**Given problem**
Work out the number of lines containing "мукой". Give that number alone.

* begin Data for the task *

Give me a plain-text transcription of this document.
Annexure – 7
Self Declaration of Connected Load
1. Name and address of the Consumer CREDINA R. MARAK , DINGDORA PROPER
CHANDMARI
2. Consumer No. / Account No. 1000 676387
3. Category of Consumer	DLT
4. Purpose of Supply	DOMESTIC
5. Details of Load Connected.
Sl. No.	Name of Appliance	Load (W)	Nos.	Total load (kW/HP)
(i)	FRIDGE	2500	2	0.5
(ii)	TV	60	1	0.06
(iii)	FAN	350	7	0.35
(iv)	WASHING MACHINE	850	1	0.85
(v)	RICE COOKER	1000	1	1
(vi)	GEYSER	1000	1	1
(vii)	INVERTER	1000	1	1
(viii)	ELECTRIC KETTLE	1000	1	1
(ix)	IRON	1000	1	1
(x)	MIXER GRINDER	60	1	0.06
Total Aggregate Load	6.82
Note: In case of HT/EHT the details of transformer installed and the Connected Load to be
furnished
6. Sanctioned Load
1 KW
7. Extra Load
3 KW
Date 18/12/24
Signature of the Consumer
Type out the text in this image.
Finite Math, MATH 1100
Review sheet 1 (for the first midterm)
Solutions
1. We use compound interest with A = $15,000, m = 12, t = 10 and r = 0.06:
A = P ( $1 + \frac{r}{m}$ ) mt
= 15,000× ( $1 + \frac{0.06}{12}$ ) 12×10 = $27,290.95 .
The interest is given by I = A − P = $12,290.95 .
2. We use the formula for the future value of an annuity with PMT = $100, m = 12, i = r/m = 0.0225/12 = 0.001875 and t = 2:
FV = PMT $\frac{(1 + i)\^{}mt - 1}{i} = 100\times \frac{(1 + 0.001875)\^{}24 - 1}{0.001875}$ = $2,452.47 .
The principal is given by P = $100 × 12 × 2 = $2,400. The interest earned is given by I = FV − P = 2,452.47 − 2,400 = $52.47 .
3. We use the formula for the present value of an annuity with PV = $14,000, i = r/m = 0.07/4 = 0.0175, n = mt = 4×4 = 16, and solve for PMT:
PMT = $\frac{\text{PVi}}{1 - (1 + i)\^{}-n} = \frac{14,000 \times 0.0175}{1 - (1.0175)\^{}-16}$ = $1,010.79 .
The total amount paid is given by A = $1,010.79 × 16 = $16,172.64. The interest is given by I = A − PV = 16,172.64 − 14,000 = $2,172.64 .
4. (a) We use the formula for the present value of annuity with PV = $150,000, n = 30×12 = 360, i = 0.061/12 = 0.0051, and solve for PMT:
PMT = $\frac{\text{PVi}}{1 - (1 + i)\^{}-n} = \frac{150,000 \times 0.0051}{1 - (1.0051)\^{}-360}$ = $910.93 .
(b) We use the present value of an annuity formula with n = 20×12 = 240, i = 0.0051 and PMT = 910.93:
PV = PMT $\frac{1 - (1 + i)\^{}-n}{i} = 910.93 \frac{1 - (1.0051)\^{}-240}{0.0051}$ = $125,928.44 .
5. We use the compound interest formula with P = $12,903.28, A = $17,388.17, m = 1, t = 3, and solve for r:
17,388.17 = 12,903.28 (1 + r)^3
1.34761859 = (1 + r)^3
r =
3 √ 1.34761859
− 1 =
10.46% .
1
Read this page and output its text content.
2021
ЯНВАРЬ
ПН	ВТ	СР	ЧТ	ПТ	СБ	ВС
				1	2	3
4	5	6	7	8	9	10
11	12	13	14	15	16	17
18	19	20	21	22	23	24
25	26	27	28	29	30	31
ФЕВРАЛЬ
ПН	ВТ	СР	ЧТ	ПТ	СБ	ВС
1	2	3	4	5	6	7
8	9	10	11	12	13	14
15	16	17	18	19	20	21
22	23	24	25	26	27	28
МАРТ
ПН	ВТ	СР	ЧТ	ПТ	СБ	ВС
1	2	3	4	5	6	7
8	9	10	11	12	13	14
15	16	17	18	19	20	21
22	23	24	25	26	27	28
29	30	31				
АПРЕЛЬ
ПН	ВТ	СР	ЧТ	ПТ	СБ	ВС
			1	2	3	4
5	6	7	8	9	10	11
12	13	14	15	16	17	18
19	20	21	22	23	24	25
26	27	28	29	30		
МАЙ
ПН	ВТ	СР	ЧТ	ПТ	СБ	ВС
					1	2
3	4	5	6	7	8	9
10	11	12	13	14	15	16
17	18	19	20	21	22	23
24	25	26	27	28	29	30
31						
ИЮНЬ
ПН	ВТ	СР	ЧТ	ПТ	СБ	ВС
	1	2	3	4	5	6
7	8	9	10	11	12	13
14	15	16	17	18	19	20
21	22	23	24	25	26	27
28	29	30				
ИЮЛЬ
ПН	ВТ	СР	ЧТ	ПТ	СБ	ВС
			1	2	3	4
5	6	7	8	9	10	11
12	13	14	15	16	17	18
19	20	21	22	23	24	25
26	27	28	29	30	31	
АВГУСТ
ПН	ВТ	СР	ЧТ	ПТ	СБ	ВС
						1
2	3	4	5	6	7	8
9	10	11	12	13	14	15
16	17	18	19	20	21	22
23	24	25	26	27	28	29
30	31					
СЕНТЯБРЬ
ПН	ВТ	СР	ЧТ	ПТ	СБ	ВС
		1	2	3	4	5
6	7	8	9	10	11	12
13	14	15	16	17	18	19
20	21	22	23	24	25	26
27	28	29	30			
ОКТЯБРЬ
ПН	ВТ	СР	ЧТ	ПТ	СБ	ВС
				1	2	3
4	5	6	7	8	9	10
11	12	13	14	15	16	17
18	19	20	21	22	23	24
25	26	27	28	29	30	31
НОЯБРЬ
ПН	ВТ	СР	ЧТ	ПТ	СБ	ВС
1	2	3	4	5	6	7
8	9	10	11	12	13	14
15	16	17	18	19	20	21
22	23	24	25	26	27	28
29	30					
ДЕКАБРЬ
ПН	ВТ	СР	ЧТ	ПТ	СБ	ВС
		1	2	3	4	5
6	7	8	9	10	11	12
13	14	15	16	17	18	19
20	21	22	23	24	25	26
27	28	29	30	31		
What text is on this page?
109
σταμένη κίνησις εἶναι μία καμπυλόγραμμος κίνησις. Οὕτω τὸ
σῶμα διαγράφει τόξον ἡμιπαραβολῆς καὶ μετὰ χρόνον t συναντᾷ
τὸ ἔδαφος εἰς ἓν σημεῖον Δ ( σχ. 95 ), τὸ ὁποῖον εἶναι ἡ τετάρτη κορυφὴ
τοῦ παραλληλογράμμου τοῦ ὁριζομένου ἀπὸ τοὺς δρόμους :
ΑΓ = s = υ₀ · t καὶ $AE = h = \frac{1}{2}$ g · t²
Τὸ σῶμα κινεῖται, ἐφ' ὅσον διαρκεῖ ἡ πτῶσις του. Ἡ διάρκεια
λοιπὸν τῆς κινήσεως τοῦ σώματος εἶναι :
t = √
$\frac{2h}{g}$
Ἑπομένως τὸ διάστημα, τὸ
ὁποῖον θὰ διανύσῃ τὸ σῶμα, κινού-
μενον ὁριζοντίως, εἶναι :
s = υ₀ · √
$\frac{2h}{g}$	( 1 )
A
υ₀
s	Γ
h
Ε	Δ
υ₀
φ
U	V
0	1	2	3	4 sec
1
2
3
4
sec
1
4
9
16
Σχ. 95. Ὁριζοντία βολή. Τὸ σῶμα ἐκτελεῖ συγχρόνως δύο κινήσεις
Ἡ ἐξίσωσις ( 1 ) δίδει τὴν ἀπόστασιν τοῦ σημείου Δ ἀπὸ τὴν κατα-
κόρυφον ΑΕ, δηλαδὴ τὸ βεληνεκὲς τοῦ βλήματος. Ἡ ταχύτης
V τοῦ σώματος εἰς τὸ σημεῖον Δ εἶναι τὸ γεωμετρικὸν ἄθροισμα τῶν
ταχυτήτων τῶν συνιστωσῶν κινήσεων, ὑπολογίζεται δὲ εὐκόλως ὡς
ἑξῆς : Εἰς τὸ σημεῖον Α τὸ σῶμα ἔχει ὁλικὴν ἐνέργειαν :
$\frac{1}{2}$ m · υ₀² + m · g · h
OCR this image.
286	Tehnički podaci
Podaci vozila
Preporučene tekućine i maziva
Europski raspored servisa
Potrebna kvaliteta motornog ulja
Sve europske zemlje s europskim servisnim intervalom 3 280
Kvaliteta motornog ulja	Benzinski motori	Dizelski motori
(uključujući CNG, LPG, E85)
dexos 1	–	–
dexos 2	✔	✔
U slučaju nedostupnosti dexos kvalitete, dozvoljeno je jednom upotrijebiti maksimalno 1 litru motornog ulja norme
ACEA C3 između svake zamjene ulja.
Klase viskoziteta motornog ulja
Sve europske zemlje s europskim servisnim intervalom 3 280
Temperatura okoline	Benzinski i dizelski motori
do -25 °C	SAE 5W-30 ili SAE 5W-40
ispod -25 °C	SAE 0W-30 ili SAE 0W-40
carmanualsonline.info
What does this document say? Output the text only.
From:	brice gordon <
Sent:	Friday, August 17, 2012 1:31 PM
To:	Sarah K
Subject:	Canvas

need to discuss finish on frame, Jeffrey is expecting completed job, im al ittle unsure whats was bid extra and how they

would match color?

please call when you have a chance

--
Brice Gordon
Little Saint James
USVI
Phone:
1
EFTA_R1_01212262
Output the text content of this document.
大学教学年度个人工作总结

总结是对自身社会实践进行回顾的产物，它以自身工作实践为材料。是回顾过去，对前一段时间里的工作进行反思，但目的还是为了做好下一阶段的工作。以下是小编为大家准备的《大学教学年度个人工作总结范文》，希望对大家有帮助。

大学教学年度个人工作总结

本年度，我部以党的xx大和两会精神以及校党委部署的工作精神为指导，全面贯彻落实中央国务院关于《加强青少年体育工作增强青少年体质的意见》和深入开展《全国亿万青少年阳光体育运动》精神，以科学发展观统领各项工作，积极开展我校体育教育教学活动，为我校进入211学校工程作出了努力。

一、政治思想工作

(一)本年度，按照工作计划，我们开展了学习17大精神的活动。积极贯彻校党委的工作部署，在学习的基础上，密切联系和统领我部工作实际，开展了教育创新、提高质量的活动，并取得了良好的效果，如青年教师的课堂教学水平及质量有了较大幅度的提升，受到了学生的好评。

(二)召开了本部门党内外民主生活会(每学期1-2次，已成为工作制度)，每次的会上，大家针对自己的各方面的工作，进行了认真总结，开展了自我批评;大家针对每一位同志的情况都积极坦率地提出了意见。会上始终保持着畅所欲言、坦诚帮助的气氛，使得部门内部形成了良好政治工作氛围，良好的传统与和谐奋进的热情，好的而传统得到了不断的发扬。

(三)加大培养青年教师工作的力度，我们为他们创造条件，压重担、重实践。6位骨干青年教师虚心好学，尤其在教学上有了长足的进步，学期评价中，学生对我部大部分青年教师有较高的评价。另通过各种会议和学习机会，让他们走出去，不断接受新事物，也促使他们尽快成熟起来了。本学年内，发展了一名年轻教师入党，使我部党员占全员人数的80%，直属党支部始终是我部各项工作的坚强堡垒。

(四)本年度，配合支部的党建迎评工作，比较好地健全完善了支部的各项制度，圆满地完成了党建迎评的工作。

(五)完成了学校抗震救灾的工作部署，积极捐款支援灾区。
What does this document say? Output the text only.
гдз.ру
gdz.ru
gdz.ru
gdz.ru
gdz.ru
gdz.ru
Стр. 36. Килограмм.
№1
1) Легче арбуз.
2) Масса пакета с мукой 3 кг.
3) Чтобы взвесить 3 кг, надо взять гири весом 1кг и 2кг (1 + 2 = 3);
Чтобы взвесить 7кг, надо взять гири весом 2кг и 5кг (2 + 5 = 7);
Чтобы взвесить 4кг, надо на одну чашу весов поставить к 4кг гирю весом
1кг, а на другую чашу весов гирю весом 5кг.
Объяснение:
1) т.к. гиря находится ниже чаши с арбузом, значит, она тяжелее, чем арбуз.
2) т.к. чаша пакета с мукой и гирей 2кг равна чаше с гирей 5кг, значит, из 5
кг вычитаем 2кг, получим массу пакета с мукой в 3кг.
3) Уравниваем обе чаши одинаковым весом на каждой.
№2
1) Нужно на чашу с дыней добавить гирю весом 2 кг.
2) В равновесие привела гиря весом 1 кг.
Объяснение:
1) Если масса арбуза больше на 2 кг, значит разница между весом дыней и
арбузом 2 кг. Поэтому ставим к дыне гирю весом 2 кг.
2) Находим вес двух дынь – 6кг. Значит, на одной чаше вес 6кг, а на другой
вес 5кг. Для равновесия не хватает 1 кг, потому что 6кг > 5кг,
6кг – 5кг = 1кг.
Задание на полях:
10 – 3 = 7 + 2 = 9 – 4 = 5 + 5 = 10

* end Data for the task *

**Answer to the problem**
3